• **Given instruction**:
Continue the instructions for making wooden shields from where they stop.

• **Selection**:
Spray paint: I really, *really* like the Krylon black hammered finish paint for the boss. Other colors are up to you, but I’m going to recommend two additional colors. I use burgandy and dark bronze hammered finish for my shields because it’s our school colors (red and grey), but they can be anything. Michaels sells this for about $11 per can; again, shop around. Call it $30 in spray paint, but you can assuredly do better.
Carpenter’s glue: $3
Bar clamps: I recommend 36″ clamps x 3, because you might want to make adult shields one day. $7 each if you shop around. These are durable. Call it $25, and you want some like I’ve linked that will lay flat, on their sides.
Total cost: $160 for four shields; $40 each, and you will have nails and spray paint left over, plus glue and your permanent bar clamps.
You will also very much want a jigsaw or thin-bladed wood saw, a compass of some sort (you can do this with a piece of string and a pencil), and I use a hand-held belt sander and cordless drill to make my life easier.
Making the blanks
The first step is the most tedious, which is making the 24″ x 24″ square “blanks” out of which you’ll make shields.
Take 8 boards (assuming 3″; you can do this with four 6″ boards, six 4″ boards, etc). Set two aside and line up the other six so the 1/4″ side is up.
Lay out two clamps on their sides, so that the outside edges are maybe 22″ apart. The third will be ready. Put a piece of waxed paper on each bar, which will prevent glue from bonding to the clamps.
Put glue on one 1/4″ side of two of the boards. These are your end pieces. Lay them flat on either side of your clamp base. But glue on both sides of the other six boards. Lay those into the base so you make a 24″ square, with no glue touching your clamps, and glue-to-glue bonding everywhere else. I always, always spread the glue with my finger. I can feel the tackiness of it that way. Personal preference.
Do a light tighten of both clamps so that the boards are compressed together, but don’t yet go nuts. Take the third clamp and lay it in the middle of the other two, and again, put a piece of waxed paper between wood and bar clamp. You’ll thank me. Light-tighten this too. The top bar pressing on the boards will prevent them from buckling upwards.
Then tighten each of the clamps a bit at a time. Don’t tighten so much you ruin your wood, of course. Just a nice, firm compression.
What I do is let it stand for an hour under clamps (minimum is about 30min), then take the board out and let it lean on something, grain oriented vertically, for the next day. Then I will make all my blanks at once, so I can just start with pre-glued 2′ x 2′ boards.
Cutting the Round
First, you’ll take the waxed paper off the boards if they’re stuck, and you’ll note the glue drips from the joins. My favorite tool for this is what’s called a curved scorp. But a sharp chisel can work, or a hand plane. In a pinch, you can sand it off; just use very coarse paper to blast it away. This will also serve to smooth any non-planarities in the joints.
Then you’ll mark the center. Just take a long ruler or T-square (or a piece of string) and go from corner to corner, marking where the string or ruler crosses the line between the middle boards (that kind of divides the blank in half, right?) for both corners. That’s the middle of your blank.
Draw a circle using a compass or string-and-marker (use a thumbtack to secure the line to the middle) to make a circle defining the outside of the shield.

• **Supplied material**:
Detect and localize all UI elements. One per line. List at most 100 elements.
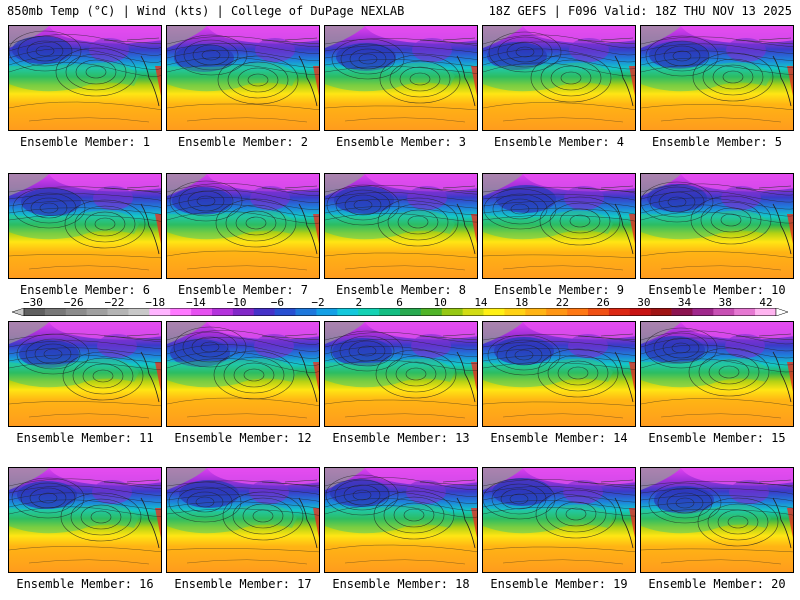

• **Response to the exercise**:
Then measure the INSIDE diameter of the bowl. INSIDE. Can I say that again? INSIDE. Back off maybe 1/8 or 1/4″ from this just to be sure, and draw your inner circle from the same center point. For the bowls I’ve been using and the 24″ blank, my outer circle is usually just shy of 24″ (good for a child up to about 4-4.5 feet tall, more or less), and my inner circle is usually 2.5″ in radius, or 5″ in diameter. Way better to cut it small and then widen if you choose than cut it big and . . . oh, crap.
You’ve got your circles. Cut ’em out. The outer circle is easy. Inner one, just use a drill to make a hole, then finish it up. Try not to cut up your workbench.
This will give you a flat annulus; basically a circle with a hole cut out. A thin donut. Whatever. If you wanted to go nuts, you could plane down the shield from full thickness in the center to taper to quite thin on the edge, but for a child’s costume or training shield, I’d not do it. It’s very, very likely that they’ll be working exclusively with blunts, and for that, you want a more robust edge.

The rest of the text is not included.